Problem requirements:
Below you will find a set of lines. Repeat them all exactly.

--------

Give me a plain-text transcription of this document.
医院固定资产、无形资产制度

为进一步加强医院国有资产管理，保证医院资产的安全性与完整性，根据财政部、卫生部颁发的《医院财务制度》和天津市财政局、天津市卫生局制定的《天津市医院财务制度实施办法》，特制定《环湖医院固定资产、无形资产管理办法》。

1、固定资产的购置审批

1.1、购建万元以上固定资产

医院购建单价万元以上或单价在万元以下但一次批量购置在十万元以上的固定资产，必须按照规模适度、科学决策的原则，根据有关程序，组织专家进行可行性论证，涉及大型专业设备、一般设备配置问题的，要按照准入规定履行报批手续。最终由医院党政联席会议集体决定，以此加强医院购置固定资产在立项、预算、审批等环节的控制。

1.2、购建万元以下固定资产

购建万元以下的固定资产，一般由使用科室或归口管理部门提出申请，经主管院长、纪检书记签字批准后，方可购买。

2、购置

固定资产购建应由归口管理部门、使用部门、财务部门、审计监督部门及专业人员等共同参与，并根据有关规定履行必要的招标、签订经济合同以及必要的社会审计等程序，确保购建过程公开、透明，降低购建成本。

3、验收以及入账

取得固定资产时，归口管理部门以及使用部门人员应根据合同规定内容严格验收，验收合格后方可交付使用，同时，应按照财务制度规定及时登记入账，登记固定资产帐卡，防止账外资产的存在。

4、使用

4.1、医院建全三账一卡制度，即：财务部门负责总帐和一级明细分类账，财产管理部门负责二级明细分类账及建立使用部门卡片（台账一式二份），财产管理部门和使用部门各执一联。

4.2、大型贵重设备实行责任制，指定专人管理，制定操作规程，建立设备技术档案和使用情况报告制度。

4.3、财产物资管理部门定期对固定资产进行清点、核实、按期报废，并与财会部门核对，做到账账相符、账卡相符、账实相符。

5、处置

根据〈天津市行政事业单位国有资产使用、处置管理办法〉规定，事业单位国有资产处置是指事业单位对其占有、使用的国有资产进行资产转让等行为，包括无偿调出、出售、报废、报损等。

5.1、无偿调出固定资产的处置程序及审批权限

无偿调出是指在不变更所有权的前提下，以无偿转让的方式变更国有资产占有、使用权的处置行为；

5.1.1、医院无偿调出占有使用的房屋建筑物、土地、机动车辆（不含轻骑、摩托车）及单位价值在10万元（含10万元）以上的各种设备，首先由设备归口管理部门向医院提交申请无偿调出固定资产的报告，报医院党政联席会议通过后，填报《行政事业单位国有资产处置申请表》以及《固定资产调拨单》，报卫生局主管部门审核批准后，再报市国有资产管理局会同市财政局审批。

--------

Response:
Give me a plain-text transcription of this document.
医院固定资产、无形资产制度

为进一步加强医院国有资产管理，保证医院资产的安全性与完整性，根据财政部、卫生部颁发的《医院财务制度》和天津市财政局、天津市卫生局制定的《天津市医院财务制度实施办法》，特制定《环湖医院固定资产、无形资产管理办法》。

1、固定资产的购置审批

1.1、购建万元以上固定资产

医院购建单价万元以上或单价在万元以下但一次批量购置在十万元以上的固定资产，必须按照规模适度、科学决策的原则，根据有关程序，组织专家进行可行性论证，涉及大型专业设备、一般设备配置问题的，要按照准入规定履行报批手续。最终由医院党政联席会议集体决定，以此加强医院购置固定资产在立项、预算、审批等环节的控制。

1.2、购建万元以下固定资产

购建万元以下的固定资产，一般由使用科室或归口管理部门提出申请，经主管院长、纪检书记签字批准后，方可购买。

2、购置

固定资产购建应由归口管理部门、使用部门、财务部门、审计监督部门及专业人员等共同参与，并根据有关规定履行必要的招标、签订经济合同以及必要的社会审计等程序，确保购建过程公开、透明，降低购建成本。

3、验收以及入账

取得固定资产时，归口管理部门以及使用部门人员应根据合同规定内容严格验收，验收合格后方可交付使用，同时，应按照财务制度规定及时登记入账，登记固定资产帐卡，防止账外资产的存在。

4、使用

4.1、医院建全三账一卡制度，即：财务部门负责总帐和一级明细分类账，财产管理部门负责二级明细分类账及建立使用部门卡片（台账一式二份），财产管理部门和使用部门各执一联。

4.2、大型贵重设备实行责任制，指定专人管理，制定操作规程，建立设备技术档案和使用情况报告制度。

4.3、财产物资管理部门定期对固定资产进行清点、核实、按期报废，并与财会部门核对，做到账账相符、账卡相符、账实相符。

5、处置

根据〈天津市行政事业单位国有资产使用、处置管理办法〉规定，事业单位国有资产处置是指事业单位对其占有、使用的国有资产进行资产转让等行为，包括无偿调出、出售、报废、报损等。

5.1、无偿调出固定资产的处置程序及审批权限

无偿调出是指在不变更所有权的前提下，以无偿转让的方式变更国有资产占有、使用权的处置行为；

5.1.1、医院无偿调出占有使用的房屋建筑物、土地、机动车辆（不含轻骑、摩托车）及单位价值在10万元（含10万元）以上的各种设备，首先由设备归口管理部门向医院提交申请无偿调出固定资产的报告，报医院党政联席会议通过后，填报《行政事业单位国有资产处置申请表》以及《固定资产调拨单》，报卫生局主管部门审核批准后，再报市国有资产管理局会同市财政局审批。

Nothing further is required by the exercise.